● Problem: Wherever the string "Nastavite" appears in a line, extract that line.

--- Extracted information ---

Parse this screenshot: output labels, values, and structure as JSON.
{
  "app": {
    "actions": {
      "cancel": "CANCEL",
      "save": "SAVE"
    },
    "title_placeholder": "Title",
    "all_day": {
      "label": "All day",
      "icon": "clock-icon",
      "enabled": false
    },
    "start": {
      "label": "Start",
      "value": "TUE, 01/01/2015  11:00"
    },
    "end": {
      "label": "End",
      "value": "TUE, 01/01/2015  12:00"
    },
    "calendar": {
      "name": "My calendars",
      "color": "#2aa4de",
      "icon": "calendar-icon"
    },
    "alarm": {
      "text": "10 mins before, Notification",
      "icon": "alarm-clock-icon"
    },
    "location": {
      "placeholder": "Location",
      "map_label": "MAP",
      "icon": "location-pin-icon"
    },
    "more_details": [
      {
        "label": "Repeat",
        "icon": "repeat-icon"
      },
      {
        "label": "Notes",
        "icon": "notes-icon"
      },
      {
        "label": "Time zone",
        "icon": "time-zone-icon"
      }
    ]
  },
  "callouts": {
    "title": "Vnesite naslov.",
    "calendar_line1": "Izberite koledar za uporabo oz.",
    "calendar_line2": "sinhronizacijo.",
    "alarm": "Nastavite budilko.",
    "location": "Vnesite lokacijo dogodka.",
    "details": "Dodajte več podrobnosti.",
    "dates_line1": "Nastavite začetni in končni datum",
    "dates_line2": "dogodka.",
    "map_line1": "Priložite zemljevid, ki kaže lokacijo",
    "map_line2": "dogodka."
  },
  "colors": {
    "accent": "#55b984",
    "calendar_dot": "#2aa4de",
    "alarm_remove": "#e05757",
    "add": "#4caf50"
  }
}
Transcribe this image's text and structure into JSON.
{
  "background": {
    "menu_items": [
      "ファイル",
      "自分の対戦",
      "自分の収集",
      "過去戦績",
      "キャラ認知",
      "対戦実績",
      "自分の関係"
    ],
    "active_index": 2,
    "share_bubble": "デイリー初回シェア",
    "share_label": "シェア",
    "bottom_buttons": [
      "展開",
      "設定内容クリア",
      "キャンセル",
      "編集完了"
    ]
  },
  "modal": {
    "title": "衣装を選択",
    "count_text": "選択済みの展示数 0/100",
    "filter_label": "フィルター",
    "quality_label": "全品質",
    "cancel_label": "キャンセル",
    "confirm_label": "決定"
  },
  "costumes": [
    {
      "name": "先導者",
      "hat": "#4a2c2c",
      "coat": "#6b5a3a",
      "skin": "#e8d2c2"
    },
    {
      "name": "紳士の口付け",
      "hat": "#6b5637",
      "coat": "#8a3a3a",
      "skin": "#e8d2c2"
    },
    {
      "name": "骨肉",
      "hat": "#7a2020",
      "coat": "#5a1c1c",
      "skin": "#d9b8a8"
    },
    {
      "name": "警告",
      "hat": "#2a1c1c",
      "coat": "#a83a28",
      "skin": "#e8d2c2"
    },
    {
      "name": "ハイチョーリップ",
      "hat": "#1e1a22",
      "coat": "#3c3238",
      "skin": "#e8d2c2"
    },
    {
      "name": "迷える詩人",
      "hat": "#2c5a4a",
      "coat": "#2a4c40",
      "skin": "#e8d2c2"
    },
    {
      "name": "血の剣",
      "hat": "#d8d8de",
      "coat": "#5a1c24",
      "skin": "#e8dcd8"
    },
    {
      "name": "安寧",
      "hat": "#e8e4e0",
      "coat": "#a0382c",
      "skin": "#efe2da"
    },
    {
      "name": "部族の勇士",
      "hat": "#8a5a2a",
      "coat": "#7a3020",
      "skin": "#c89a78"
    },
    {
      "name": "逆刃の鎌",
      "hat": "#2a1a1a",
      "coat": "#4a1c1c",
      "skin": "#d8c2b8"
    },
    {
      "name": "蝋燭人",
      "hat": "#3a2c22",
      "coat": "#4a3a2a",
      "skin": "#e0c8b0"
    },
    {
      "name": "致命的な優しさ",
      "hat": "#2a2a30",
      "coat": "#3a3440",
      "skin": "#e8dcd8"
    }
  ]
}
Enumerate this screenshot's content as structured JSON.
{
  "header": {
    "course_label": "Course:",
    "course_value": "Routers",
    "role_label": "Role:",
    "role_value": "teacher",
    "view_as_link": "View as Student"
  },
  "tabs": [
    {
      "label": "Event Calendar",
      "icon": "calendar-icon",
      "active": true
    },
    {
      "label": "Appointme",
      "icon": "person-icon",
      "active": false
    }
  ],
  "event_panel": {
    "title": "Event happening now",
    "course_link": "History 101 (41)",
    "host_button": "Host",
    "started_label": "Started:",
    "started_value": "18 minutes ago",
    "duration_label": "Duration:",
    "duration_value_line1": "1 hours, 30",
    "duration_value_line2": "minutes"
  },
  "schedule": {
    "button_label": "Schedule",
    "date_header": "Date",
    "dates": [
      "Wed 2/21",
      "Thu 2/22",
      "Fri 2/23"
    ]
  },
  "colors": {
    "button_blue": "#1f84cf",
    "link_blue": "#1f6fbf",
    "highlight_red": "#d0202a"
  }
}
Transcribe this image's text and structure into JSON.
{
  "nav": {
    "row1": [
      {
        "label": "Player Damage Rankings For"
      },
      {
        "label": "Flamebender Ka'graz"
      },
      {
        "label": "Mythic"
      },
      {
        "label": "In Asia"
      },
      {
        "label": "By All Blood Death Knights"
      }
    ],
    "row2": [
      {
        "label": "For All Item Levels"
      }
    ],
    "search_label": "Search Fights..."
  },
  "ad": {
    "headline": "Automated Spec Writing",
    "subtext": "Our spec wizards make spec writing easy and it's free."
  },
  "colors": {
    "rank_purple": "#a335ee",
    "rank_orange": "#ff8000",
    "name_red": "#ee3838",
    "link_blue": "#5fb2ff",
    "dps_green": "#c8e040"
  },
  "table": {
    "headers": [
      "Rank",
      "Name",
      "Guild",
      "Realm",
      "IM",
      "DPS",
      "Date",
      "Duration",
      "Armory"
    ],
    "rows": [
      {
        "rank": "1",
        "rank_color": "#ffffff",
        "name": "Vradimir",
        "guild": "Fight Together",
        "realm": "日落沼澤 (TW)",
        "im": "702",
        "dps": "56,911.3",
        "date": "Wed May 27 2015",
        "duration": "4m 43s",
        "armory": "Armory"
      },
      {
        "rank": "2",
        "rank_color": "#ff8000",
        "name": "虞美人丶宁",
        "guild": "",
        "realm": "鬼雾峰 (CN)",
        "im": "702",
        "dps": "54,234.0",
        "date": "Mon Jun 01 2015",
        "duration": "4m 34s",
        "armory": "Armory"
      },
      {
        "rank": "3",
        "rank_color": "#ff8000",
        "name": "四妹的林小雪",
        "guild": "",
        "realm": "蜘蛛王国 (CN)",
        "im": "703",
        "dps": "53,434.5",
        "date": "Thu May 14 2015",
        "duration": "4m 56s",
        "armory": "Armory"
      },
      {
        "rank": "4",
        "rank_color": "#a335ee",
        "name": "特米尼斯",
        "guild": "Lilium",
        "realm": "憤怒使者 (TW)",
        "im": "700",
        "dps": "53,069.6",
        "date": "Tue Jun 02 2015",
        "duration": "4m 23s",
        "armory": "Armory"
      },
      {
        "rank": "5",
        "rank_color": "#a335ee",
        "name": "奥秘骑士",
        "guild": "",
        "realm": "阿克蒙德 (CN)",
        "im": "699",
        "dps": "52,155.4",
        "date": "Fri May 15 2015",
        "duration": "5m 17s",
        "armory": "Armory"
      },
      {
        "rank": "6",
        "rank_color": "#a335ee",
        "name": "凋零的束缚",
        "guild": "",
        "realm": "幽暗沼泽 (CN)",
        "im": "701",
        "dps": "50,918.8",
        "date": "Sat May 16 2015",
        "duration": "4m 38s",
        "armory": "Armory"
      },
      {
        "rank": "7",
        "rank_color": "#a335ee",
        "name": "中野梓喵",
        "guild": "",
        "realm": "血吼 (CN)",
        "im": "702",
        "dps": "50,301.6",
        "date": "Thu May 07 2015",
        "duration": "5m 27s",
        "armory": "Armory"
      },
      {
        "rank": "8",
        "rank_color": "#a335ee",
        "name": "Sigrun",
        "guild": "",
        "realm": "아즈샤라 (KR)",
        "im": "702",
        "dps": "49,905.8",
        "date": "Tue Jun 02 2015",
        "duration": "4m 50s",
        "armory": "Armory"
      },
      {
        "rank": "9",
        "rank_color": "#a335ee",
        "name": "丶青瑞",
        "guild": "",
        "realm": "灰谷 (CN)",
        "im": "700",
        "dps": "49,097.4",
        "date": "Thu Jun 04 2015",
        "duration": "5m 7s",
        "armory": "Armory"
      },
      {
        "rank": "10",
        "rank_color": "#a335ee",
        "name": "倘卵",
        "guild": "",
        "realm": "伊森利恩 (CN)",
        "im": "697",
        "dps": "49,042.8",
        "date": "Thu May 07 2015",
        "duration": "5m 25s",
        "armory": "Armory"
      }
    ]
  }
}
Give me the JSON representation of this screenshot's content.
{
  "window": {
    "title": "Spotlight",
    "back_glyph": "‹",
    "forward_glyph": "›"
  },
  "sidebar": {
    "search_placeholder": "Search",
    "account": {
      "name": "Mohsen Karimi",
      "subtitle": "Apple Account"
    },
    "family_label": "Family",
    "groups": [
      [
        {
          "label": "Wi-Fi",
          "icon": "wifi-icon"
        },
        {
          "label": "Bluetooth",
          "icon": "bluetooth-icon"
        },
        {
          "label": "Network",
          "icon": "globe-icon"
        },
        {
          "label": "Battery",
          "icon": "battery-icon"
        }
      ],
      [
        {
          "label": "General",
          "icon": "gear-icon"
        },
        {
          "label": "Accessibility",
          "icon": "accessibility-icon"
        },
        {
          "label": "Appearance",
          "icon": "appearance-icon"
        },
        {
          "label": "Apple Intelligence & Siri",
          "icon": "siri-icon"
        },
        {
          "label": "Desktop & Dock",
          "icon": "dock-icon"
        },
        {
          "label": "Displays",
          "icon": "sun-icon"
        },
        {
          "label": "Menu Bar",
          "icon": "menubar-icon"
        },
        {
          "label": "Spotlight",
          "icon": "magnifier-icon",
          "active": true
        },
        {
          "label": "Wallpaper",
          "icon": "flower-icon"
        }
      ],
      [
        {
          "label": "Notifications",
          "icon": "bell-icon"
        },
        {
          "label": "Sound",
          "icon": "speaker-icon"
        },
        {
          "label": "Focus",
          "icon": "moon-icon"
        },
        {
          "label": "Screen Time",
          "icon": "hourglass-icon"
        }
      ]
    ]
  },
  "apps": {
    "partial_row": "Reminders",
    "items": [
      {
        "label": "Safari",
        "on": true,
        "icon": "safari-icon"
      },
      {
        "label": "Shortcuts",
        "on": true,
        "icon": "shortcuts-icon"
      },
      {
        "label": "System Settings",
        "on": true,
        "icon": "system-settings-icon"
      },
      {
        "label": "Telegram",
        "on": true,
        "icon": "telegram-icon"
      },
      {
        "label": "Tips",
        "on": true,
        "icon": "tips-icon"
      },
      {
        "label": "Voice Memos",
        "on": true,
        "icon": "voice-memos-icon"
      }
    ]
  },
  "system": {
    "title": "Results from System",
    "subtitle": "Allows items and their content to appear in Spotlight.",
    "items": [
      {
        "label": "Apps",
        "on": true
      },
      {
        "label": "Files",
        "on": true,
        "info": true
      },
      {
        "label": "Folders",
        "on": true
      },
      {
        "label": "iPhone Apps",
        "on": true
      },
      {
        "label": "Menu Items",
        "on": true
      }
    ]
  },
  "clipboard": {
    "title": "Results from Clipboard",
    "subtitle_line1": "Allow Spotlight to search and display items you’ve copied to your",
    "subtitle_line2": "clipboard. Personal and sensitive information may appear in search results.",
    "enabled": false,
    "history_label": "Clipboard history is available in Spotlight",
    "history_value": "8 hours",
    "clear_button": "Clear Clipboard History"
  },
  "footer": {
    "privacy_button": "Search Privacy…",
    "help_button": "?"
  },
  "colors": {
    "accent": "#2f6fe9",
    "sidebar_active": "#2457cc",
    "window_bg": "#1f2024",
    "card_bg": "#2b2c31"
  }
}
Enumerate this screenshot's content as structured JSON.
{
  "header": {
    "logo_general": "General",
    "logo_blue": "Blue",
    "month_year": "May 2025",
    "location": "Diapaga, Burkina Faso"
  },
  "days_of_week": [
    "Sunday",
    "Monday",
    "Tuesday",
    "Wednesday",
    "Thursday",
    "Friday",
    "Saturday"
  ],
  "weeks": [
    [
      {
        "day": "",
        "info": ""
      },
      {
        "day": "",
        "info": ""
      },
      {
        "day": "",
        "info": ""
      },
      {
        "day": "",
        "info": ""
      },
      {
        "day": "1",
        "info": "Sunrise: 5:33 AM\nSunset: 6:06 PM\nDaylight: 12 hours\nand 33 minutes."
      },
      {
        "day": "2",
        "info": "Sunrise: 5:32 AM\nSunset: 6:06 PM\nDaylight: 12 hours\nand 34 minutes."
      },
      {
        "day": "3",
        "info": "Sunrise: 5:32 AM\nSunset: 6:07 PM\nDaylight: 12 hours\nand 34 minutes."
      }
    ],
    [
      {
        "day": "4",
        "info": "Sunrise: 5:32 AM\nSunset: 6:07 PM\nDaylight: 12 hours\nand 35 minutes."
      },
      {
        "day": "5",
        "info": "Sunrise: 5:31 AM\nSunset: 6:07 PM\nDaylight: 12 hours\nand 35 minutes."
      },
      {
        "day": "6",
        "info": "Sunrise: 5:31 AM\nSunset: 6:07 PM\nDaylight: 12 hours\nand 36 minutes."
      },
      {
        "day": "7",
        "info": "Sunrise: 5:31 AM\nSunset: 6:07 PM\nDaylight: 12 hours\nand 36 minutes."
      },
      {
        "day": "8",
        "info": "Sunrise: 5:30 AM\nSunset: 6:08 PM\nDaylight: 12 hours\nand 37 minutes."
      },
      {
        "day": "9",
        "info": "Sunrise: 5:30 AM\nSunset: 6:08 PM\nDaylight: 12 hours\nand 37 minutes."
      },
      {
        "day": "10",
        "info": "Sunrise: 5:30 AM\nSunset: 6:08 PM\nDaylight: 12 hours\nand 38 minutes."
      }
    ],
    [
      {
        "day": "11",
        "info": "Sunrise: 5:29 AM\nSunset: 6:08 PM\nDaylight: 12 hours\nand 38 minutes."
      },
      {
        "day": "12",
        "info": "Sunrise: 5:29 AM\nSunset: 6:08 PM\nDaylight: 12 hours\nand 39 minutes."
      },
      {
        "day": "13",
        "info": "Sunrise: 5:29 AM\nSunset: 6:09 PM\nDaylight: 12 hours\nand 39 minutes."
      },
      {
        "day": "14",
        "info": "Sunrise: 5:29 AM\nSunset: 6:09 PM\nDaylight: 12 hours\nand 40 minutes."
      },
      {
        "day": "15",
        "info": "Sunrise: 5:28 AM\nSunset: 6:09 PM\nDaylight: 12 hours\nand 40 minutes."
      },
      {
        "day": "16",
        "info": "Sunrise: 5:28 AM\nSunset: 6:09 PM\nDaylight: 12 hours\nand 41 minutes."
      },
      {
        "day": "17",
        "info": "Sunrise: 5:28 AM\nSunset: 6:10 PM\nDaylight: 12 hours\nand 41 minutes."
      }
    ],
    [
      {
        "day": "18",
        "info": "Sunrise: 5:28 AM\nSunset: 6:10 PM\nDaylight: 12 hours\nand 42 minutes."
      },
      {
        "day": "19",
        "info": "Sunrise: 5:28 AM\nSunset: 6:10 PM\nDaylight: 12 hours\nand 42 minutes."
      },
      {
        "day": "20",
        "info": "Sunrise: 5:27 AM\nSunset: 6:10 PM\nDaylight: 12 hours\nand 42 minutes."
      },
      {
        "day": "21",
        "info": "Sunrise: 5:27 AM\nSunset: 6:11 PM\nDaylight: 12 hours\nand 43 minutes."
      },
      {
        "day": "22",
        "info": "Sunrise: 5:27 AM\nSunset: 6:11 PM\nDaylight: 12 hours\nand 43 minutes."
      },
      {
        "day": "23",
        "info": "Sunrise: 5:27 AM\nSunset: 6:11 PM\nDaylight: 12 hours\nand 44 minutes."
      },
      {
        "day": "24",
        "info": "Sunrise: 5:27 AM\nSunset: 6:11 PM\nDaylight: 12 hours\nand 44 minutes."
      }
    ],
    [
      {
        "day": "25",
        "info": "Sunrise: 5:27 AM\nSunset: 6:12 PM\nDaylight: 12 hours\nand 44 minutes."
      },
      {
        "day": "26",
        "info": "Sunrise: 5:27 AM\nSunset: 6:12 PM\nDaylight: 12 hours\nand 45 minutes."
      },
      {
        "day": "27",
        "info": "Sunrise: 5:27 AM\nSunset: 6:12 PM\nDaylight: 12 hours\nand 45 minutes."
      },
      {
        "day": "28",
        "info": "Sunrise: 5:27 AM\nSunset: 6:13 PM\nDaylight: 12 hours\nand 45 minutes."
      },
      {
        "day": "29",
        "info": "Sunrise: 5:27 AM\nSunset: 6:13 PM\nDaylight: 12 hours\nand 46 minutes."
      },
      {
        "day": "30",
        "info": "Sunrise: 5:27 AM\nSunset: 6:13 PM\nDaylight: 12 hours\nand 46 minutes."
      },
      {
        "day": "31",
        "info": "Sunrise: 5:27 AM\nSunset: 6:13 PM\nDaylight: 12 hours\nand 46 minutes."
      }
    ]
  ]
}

---

● Written solution:
    "alarm": "Nastavite budilko.",
    "dates_line1": "Nastavite začetni in končni datum",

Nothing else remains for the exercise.